------ MATERIAL FOR THE TASK ------
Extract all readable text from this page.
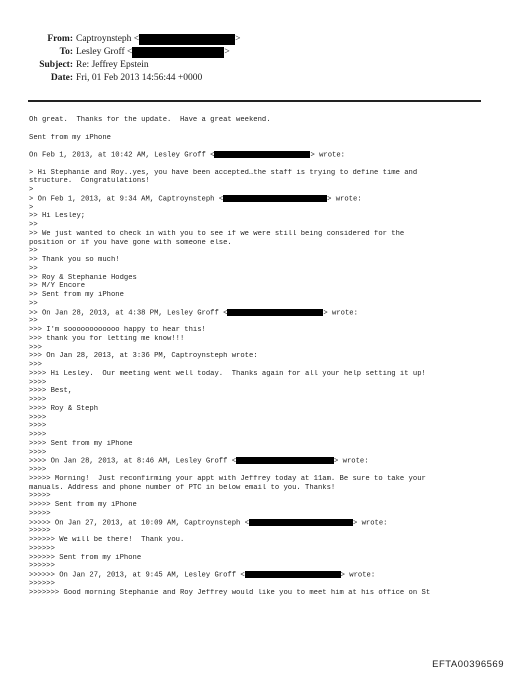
From: Captroynsteph <	>
To: Lesley Groff <	>
Subject: Re: Jeffrey Epstein
Date: Fri, 01 Feb 2013 14:56:44 +0000
Oh great.  Thanks for the update.  Have a great weekend.
Sent from my iPhone
On Feb 1, 2013, at 10:42 AM, Lesley Groff <	> wrote:
> Hi Stephanie and Roy..yes, you have been accepted…the staff is trying to define time and
structure.  Congratulations!
>
> On Feb 1, 2013, at 9:34 AM, Captroynsteph <	> wrote:
>
>> Hi Lesley;
>>
>> We just wanted to check in with you to see if we were still being considered for the
position or if you have gone with someone else.
>>
>> Thank you so much!
>>
>> Roy & Stephanie Hodges
>> M/Y Encore
>> Sent from my iPhone
>>
>> On Jan 28, 2013, at 4:38 PM, Lesley Groff <	> wrote:
>>
>>> I'm soooooooooooo happy to hear this!
>>> thank you for letting me know!!!
>>>
>>> On Jan 28, 2013, at 3:36 PM, Captroynsteph wrote:
>>>
>>>> Hi Lesley.  Our meeting went well today.  Thanks again for all your help setting it up!
>>>>
>>>> Best,
>>>>
>>>> Roy & Steph
>>>>
>>>>
>>>>
>>>> Sent from my iPhone
>>>>
>>>> On Jan 28, 2013, at 8:46 AM, Lesley Groff <	> wrote:
>>>>
>>>>> Morning!  Just reconfirming your appt with Jeffrey today at 11am. Be sure to take your
manuals. Address and phone number of PTC in below email to you. Thanks!
>>>>>
>>>>> Sent from my iPhone
>>>>>
>>>>> On Jan 27, 2013, at 10:09 AM, Captroynsteph <	> wrote:
>>>>>
>>>>>> We will be there!  Thank you.
>>>>>>
>>>>>> Sent from my iPhone
>>>>>>
>>>>>> On Jan 27, 2013, at 9:45 AM, Lesley Groff <	> wrote:
>>>>>>
>>>>>>> Good morning Stephanie and Roy Jeffrey would like you to meet him at his office on St
EFTA00396569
------
GIVEN EXERCISE:
Gather up the lines that contain the word "your".

OUTPUT OF THE EXERCISE:
>>>> Hi Lesley.  Our meeting went well today.  Thanks again for all your help setting it up!
>>>>> Morning!  Just reconfirming your appt with Jeffrey today at 11am. Be sure to take your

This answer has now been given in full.